:: WHAT TO WORK ON ::
Write out the whole listing again, exactly.

:: DATASET CONTENT ::
################

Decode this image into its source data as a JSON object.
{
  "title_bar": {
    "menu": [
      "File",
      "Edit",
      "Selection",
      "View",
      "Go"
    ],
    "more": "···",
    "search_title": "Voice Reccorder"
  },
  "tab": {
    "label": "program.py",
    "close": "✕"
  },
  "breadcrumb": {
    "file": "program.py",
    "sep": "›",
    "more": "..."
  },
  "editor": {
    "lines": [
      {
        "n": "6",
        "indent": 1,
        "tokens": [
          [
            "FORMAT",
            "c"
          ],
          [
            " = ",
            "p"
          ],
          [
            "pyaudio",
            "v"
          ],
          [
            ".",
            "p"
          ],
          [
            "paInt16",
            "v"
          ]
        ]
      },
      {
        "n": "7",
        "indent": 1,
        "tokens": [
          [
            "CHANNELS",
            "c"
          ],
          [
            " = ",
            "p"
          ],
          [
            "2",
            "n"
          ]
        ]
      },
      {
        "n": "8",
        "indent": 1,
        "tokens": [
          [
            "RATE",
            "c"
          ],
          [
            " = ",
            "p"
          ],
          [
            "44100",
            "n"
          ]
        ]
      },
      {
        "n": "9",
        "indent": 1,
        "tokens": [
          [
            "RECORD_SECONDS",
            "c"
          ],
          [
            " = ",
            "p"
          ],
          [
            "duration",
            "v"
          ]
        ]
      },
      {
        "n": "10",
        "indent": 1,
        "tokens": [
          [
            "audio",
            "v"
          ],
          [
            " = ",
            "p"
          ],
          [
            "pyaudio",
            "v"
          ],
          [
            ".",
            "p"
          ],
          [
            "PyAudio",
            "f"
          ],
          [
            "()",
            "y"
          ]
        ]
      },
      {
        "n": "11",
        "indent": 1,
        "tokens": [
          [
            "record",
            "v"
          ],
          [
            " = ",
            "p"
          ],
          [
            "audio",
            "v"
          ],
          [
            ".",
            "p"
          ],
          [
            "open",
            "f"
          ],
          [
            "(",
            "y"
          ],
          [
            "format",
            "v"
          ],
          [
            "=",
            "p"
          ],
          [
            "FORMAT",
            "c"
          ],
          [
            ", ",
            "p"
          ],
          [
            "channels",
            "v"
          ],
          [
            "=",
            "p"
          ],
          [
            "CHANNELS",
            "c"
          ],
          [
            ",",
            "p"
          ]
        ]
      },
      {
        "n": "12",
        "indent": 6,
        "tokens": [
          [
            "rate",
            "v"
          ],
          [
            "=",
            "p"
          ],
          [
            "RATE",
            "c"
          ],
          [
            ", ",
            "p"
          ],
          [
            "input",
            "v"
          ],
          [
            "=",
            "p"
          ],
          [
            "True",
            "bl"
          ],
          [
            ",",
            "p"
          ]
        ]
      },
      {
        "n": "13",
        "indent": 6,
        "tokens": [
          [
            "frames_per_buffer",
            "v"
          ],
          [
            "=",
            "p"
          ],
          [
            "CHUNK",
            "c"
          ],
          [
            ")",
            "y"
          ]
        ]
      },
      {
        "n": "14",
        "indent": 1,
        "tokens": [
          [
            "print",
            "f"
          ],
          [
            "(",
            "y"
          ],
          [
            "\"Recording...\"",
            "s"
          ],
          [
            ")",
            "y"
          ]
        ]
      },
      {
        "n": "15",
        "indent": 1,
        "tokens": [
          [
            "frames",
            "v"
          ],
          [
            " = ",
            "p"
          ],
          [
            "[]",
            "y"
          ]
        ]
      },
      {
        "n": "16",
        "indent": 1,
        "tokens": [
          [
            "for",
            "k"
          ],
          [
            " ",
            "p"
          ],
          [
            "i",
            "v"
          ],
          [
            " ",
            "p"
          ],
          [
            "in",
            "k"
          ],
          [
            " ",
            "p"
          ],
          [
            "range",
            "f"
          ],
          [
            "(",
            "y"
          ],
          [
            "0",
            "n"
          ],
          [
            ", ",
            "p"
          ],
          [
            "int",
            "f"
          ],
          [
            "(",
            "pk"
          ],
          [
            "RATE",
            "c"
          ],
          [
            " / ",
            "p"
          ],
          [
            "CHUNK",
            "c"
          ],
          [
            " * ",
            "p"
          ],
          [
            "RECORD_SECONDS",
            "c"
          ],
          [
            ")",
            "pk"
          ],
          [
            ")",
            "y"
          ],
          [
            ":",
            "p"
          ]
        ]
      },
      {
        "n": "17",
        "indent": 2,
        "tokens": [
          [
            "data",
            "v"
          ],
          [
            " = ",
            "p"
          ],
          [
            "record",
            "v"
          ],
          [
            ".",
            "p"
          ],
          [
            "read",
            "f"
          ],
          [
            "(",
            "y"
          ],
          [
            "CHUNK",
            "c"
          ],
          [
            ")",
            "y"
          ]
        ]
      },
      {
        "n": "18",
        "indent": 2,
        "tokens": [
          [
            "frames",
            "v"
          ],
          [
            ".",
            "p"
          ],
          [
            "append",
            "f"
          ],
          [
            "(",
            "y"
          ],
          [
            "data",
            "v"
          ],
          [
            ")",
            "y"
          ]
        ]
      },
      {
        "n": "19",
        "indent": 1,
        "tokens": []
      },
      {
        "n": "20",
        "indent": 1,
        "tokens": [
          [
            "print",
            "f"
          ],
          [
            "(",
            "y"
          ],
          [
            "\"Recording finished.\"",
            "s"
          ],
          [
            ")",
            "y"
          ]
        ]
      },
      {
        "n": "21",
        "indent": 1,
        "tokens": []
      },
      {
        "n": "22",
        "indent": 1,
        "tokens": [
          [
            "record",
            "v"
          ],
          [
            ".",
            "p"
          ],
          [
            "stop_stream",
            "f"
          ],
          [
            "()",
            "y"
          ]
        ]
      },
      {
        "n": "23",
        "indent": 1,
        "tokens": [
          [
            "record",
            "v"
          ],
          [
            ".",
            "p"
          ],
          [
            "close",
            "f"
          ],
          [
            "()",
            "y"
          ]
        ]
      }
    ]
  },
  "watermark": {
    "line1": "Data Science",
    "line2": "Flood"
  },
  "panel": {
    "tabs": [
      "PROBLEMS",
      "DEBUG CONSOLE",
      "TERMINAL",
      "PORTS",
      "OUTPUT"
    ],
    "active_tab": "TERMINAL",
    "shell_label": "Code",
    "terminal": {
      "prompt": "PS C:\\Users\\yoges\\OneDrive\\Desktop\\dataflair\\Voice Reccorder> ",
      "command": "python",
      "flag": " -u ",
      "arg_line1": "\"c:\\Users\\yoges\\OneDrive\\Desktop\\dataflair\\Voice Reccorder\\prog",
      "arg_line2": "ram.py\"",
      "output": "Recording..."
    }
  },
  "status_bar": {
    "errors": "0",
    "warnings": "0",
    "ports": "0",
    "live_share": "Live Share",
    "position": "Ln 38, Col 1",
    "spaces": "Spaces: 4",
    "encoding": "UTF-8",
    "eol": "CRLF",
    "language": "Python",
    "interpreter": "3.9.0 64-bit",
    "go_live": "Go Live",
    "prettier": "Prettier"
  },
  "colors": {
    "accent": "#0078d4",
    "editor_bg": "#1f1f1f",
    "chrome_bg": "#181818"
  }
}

################

:: WRITTEN SOLUTION ::
Decode this image into its source data as a JSON object.
{
  "title_bar": {
    "menu": [
      "File",
      "Edit",
      "Selection",
      "View",
      "Go"
    ],
    "more": "···",
    "search_title": "Voice Reccorder"
  },
  "tab": {
    "label": "program.py",
    "close": "✕"
  },
  "breadcrumb": {
    "file": "program.py",
    "sep": "›",
    "more": "..."
  },
  "editor": {
    "lines": [
      {
        "n": "6",
        "indent": 1,
        "tokens": [
          [
            "FORMAT",
            "c"
          ],
          [
            " = ",
            "p"
          ],
          [
            "pyaudio",
            "v"
          ],
          [
            ".",
            "p"
          ],
          [
            "paInt16",
            "v"
          ]
        ]
      },
      {
        "n": "7",
        "indent": 1,
        "tokens": [
          [
            "CHANNELS",
            "c"
          ],
          [
            " = ",
            "p"
          ],
          [
            "2",
            "n"
          ]
        ]
      },
      {
        "n": "8",
        "indent": 1,
        "tokens": [
          [
            "RATE",
            "c"
          ],
          [
            " = ",
            "p"
          ],
          [
            "44100",
            "n"
          ]
        ]
      },
      {
        "n": "9",
        "indent": 1,
        "tokens": [
          [
            "RECORD_SECONDS",
            "c"
          ],
          [
            " = ",
            "p"
          ],
          [
            "duration",
            "v"
          ]
        ]
      },
      {
        "n": "10",
        "indent": 1,
        "tokens": [
          [
            "audio",
            "v"
          ],
          [
            " = ",
            "p"
          ],
          [
            "pyaudio",
            "v"
          ],
          [
            ".",
            "p"
          ],
          [
            "PyAudio",
            "f"
          ],
          [
            "()",
            "y"
          ]
        ]
      },
      {
        "n": "11",
        "indent": 1,
        "tokens": [
          [
            "record",
            "v"
          ],
          [
            " = ",
            "p"
          ],
          [
            "audio",
            "v"
          ],
          [
            ".",
            "p"
          ],
          [
            "open",
            "f"
          ],
          [
            "(",
            "y"
          ],
          [
            "format",
            "v"
          ],
          [
            "=",
            "p"
          ],
          [
            "FORMAT",
            "c"
          ],
          [
            ", ",
            "p"
          ],
          [
            "channels",
            "v"
          ],
          [
            "=",
            "p"
          ],
          [
            "CHANNELS",
            "c"
          ],
          [
            ",",
            "p"
          ]
        ]
      },
      {
        "n": "12",
        "indent": 6,
        "tokens": [
          [
            "rate",
            "v"
          ],
          [
            "=",
            "p"
          ],
          [
            "RATE",
            "c"
          ],
          [
            ", ",
            "p"
          ],
          [
            "input",
            "v"
          ],
          [
            "=",
            "p"
          ],
          [
            "True",
            "bl"
          ],
          [
            ",",
            "p"
          ]
        ]
      },
      {
        "n": "13",
        "indent": 6,
        "tokens": [
          [
            "frames_per_buffer",
            "v"
          ],
          [
            "=",
            "p"
          ],
          [
            "CHUNK",
            "c"
          ],
          [
            ")",
            "y"
          ]
        ]
      },
      {
        "n": "14",
        "indent": 1,
        "tokens": [
          [
            "print",
            "f"
          ],
          [
            "(",
            "y"
          ],
          [
            "\"Recording...\"",
            "s"
          ],
          [
            ")",
            "y"
          ]
        ]
      },
      {
        "n": "15",
        "indent": 1,
        "tokens": [
          [
            "frames",
            "v"
          ],
          [
            " = ",
            "p"
          ],
          [
            "[]",
            "y"
          ]
        ]
      },
      {
        "n": "16",
        "indent": 1,
        "tokens": [
          [
            "for",
            "k"
          ],
          [
            " ",
            "p"
          ],
          [
            "i",
            "v"
          ],
          [
            " ",
            "p"
          ],
          [
            "in",
            "k"
          ],
          [
            " ",
            "p"
          ],
          [
            "range",
            "f"
          ],
          [
            "(",
            "y"
          ],
          [
            "0",
            "n"
          ],
          [
            ", ",
            "p"
          ],
          [
            "int",
            "f"
          ],
          [
            "(",
            "pk"
          ],
          [
            "RATE",
            "c"
          ],
          [
            " / ",
            "p"
          ],
          [
            "CHUNK",
            "c"
          ],
          [
            " * ",
            "p"
          ],
          [
            "RECORD_SECONDS",
            "c"
          ],
          [
            ")",
            "pk"
          ],
          [
            ")",
            "y"
          ],
          [
            ":",
            "p"
          ]
        ]
      },
      {
        "n": "17",
        "indent": 2,
        "tokens": [
          [
            "data",
            "v"
          ],
          [
            " = ",
            "p"
          ],
          [
            "record",
            "v"
          ],
          [
            ".",
            "p"
          ],
          [
            "read",
            "f"
          ],
          [
            "(",
            "y"
          ],
          [
            "CHUNK",
            "c"
          ],
          [
            ")",
            "y"
          ]
        ]
      },
      {
        "n": "18",
        "indent": 2,
        "tokens": [
          [
            "frames",
            "v"
          ],
          [
            ".",
            "p"
          ],
          [
            "append",
            "f"
          ],
          [
            "(",
            "y"
          ],
          [
            "data",
            "v"
          ],
          [
            ")",
            "y"
          ]
        ]
      },
      {
        "n": "19",
        "indent": 1,
        "tokens": []
      },
      {
        "n": "20",
        "indent": 1,
        "tokens": [
          [
            "print",
            "f"
          ],
          [
            "(",
            "y"
          ],
          [
            "\"Recording finished.\"",
            "s"
          ],
          [
            ")",
            "y"
          ]
        ]
      },
      {
        "n": "21",
        "indent": 1,
        "tokens": []
      },
      {
        "n": "22",
        "indent": 1,
        "tokens": [
          [
            "record",
            "v"
          ],
          [
            ".",
            "p"
          ],
          [
            "stop_stream",
            "f"
          ],
          [
            "()",
            "y"
          ]
        ]
      },
      {
        "n": "23",
        "indent": 1,
        "tokens": [
          [
            "record",
            "v"
          ],
          [
            ".",
            "p"
          ],
          [
            "close",
            "f"
          ],
          [
            "()",
            "y"
          ]
        ]
      }
    ]
  },
  "watermark": {
    "line1": "Data Science",
    "line2": "Flood"
  },
  "panel": {
    "tabs": [
      "PROBLEMS",
      "DEBUG CONSOLE",
      "TERMINAL",
      "PORTS",
      "OUTPUT"
    ],
    "active_tab": "TERMINAL",
    "shell_label": "Code",
    "terminal": {
      "prompt": "PS C:\\Users\\yoges\\OneDrive\\Desktop\\dataflair\\Voice Reccorder> ",
      "command": "python",
      "flag": " -u ",
      "arg_line1": "\"c:\\Users\\yoges\\OneDrive\\Desktop\\dataflair\\Voice Reccorder\\prog",
      "arg_line2": "ram.py\"",
      "output": "Recording..."
    }
  },
  "status_bar": {
    "errors": "0",
    "warnings": "0",
    "ports": "0",
    "live_share": "Live Share",
    "position": "Ln 38, Col 1",
    "spaces": "Spaces: 4",
    "encoding": "UTF-8",
    "eol": "CRLF",
    "language": "Python",
    "interpreter": "3.9.0 64-bit",
    "go_live": "Go Live",
    "prettier": "Prettier"
  },
  "colors": {
    "accent": "#0078d4",
    "editor_bg": "#1f1f1f",
    "chrome_bg": "#181818"
  }
}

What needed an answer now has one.